• Given data
--------------------
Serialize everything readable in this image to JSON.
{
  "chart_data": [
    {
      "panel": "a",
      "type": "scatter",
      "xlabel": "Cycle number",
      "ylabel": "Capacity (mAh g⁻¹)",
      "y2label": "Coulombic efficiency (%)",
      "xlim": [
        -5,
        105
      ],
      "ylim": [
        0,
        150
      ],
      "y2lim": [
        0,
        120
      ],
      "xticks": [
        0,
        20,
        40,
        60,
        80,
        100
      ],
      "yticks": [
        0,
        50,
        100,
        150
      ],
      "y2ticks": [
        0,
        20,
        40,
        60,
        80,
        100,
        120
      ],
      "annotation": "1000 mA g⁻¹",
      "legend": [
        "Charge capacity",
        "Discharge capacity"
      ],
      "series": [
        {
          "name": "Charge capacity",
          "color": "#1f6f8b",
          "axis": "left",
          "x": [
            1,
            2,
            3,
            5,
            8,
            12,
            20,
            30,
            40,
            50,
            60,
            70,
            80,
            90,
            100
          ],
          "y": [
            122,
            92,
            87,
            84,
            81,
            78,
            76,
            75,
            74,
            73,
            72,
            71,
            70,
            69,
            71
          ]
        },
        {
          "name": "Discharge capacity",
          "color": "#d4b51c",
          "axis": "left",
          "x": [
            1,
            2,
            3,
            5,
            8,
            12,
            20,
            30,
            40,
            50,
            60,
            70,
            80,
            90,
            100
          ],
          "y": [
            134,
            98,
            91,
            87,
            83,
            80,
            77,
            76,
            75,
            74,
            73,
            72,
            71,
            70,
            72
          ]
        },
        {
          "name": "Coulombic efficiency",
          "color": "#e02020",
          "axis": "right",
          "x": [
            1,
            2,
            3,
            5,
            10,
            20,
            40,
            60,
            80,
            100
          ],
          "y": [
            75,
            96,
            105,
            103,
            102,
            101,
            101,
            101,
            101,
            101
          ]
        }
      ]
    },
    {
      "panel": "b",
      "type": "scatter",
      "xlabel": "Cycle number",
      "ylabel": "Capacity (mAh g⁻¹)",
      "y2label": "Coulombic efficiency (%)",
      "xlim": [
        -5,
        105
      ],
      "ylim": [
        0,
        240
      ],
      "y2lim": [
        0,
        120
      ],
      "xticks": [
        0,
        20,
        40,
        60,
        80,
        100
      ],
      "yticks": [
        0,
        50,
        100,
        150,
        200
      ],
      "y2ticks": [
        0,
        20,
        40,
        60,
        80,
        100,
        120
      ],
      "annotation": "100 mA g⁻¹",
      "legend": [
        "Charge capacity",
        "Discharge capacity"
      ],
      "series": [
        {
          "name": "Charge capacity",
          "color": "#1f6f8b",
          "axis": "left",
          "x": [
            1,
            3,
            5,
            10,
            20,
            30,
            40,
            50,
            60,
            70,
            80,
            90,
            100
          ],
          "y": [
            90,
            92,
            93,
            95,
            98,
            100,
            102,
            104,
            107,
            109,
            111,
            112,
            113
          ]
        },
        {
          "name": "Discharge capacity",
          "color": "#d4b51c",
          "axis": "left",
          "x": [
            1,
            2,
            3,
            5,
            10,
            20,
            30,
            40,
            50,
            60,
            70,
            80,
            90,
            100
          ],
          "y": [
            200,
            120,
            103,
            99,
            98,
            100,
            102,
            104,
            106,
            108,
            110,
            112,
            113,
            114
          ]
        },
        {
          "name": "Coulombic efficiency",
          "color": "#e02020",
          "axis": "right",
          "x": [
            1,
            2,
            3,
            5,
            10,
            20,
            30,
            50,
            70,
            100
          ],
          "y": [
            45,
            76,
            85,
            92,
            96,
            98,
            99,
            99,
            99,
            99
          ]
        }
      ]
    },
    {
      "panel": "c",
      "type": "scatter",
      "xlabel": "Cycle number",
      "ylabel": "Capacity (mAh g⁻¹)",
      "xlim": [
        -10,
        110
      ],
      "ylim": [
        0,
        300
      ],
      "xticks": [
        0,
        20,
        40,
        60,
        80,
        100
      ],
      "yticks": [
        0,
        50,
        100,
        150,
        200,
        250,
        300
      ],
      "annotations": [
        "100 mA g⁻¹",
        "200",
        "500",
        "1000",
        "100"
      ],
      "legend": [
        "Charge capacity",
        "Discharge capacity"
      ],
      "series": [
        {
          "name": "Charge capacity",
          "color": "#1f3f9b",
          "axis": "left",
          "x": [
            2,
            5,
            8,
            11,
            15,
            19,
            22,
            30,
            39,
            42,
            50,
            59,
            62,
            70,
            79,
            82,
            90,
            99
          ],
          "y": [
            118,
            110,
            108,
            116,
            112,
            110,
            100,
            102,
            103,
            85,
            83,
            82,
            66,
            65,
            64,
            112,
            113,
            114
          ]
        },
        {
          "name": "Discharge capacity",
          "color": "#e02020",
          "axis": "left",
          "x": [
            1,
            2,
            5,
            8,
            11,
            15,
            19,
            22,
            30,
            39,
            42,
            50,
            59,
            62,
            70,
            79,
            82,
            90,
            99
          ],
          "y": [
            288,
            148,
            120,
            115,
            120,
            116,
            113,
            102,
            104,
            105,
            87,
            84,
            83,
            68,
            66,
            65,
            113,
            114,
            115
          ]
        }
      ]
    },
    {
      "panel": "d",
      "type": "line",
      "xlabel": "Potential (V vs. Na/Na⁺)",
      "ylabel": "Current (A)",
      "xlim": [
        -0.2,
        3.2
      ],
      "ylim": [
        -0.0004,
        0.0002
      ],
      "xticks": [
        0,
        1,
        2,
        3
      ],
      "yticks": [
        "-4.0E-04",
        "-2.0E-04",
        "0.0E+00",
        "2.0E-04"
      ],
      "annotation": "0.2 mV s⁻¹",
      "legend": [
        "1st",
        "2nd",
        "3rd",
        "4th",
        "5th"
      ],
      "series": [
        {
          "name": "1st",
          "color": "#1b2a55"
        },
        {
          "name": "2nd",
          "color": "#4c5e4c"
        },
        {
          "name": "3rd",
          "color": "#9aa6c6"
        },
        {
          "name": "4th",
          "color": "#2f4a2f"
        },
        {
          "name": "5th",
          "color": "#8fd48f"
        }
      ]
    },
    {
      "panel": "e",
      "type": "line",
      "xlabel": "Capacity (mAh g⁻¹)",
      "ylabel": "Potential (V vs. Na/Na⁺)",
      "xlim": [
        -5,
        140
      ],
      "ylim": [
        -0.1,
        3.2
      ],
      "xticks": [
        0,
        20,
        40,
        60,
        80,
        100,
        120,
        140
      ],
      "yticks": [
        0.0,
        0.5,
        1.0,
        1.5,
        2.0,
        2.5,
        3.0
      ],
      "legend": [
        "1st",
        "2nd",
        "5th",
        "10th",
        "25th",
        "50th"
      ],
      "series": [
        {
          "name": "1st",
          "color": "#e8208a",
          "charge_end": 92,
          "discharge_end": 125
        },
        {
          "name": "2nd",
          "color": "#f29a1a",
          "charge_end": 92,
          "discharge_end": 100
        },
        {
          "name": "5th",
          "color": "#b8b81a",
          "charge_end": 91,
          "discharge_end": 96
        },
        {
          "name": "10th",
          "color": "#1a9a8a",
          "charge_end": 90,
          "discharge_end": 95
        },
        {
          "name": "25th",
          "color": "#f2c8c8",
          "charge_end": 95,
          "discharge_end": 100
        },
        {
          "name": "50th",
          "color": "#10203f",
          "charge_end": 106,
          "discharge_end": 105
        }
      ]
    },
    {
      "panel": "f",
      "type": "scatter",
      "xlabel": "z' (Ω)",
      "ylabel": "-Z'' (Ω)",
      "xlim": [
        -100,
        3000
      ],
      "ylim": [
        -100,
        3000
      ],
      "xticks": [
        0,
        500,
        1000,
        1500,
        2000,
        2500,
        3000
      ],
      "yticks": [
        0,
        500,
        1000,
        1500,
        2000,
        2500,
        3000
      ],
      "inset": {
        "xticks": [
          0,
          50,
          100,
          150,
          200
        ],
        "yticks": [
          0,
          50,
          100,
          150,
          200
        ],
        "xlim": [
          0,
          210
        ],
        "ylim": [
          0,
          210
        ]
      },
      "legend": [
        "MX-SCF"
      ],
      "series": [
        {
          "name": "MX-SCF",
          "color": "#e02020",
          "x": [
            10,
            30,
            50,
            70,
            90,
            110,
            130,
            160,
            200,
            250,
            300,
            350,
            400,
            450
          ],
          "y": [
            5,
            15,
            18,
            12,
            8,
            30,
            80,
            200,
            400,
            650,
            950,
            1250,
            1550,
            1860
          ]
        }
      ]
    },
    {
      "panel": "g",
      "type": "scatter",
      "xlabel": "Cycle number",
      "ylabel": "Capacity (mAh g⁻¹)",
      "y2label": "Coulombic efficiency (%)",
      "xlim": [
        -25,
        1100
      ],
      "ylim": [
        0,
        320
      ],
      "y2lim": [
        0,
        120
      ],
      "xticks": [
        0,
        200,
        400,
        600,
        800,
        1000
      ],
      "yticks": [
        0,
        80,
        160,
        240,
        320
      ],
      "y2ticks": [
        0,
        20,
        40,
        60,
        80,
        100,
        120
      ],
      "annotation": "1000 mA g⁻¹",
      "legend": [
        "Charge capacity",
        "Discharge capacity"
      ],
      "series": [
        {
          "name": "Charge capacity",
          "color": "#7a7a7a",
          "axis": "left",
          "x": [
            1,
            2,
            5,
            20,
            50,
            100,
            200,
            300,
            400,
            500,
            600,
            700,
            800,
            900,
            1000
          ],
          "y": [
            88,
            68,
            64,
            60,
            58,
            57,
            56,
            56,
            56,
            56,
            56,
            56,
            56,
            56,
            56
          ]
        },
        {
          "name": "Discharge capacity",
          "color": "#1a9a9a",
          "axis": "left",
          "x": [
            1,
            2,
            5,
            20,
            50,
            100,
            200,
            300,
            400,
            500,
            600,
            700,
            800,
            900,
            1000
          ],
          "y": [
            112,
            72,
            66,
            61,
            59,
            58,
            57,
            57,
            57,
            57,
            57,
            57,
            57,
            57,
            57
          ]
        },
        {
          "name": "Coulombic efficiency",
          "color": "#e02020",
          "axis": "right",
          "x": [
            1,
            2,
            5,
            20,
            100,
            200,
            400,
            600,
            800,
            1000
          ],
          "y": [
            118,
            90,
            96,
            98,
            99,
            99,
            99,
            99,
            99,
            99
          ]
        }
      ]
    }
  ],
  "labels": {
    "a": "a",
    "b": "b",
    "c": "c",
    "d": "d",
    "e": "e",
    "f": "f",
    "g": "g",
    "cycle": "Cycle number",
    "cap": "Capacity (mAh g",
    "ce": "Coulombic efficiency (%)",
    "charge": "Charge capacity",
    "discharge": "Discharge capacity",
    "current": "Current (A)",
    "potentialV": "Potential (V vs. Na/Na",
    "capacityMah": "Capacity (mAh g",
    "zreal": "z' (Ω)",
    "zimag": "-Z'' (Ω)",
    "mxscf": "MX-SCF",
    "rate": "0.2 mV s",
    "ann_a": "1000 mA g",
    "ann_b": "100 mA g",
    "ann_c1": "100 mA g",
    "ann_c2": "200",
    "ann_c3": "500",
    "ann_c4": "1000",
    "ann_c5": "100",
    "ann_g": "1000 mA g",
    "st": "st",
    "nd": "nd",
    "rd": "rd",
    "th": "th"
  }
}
--------------------
• Task instructions
Where a line contains the string "Potential", extract that line.

• Response to the task
      "xlabel": "Potential (V vs. Na/Na⁺)",
      "ylabel": "Potential (V vs. Na/Na⁺)",
    "potentialV": "Potential (V vs. Na/Na",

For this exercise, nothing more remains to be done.